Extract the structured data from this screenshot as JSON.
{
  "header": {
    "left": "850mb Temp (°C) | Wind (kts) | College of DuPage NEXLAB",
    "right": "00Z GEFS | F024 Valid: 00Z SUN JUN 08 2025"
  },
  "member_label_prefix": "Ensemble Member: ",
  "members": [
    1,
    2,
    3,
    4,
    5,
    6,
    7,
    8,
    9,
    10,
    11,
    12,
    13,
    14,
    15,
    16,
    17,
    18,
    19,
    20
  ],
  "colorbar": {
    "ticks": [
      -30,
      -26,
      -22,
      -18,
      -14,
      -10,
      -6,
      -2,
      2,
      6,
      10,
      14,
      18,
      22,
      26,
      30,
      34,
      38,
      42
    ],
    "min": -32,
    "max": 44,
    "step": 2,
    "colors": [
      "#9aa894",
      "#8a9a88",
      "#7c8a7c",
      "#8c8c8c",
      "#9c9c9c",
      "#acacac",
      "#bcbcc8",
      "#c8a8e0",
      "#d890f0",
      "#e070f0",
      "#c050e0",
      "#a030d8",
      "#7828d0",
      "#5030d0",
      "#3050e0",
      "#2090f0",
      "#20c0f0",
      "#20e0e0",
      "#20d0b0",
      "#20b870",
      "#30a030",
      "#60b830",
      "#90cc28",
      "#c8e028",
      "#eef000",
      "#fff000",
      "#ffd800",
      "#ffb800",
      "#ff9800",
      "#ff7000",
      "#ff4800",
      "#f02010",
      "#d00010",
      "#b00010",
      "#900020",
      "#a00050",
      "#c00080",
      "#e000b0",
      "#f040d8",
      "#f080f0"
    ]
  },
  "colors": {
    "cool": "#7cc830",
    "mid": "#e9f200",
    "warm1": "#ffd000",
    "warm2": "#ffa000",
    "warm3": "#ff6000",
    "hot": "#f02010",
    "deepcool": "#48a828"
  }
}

· · ·

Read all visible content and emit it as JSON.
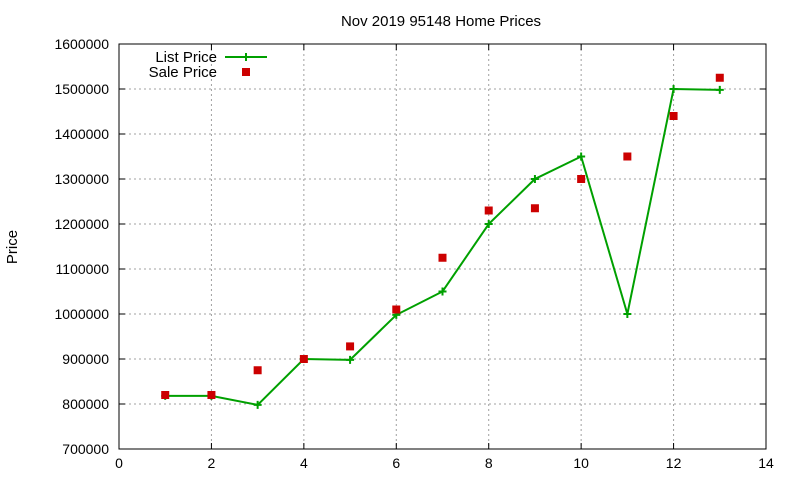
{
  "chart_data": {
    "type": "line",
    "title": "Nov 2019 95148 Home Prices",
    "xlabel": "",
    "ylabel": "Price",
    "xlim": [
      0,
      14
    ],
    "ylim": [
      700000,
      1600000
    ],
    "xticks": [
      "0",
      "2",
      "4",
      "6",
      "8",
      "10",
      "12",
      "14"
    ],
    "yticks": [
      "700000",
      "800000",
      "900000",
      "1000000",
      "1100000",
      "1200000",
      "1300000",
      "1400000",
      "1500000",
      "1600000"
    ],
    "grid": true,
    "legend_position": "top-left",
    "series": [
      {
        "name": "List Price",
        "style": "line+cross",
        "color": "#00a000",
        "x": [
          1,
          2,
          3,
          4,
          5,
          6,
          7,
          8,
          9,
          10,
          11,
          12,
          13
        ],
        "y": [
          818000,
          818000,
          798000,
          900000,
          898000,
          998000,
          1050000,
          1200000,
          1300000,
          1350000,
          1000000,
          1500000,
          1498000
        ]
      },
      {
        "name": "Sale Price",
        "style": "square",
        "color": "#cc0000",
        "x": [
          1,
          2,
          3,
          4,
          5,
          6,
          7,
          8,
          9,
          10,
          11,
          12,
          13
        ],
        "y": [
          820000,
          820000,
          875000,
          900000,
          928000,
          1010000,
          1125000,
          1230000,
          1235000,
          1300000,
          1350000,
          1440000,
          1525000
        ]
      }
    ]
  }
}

· · ·

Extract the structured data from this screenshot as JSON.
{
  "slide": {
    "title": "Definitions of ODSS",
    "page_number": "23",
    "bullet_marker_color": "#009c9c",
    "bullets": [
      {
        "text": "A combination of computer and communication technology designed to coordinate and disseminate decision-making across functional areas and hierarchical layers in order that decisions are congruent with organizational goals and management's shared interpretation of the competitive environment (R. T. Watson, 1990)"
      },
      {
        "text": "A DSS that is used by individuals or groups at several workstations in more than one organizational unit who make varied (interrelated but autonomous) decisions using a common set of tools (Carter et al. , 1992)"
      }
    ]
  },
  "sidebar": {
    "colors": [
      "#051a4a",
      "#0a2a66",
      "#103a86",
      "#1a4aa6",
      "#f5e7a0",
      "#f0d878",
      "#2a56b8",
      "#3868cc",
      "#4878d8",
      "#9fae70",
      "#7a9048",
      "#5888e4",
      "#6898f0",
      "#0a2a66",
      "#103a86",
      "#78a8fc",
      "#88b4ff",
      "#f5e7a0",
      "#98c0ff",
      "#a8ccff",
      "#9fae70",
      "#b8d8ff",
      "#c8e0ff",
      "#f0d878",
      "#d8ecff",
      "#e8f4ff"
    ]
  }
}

· · ·

GIVEN INSTRUCTION:
From the data above, copy each line where the string "left" appears.

RESULT OF THE EXERCISE:
    "left": "850mb Temp (°C) | Wind (kts) | College of DuPage NEXLAB",
    "legend_position": "top-left",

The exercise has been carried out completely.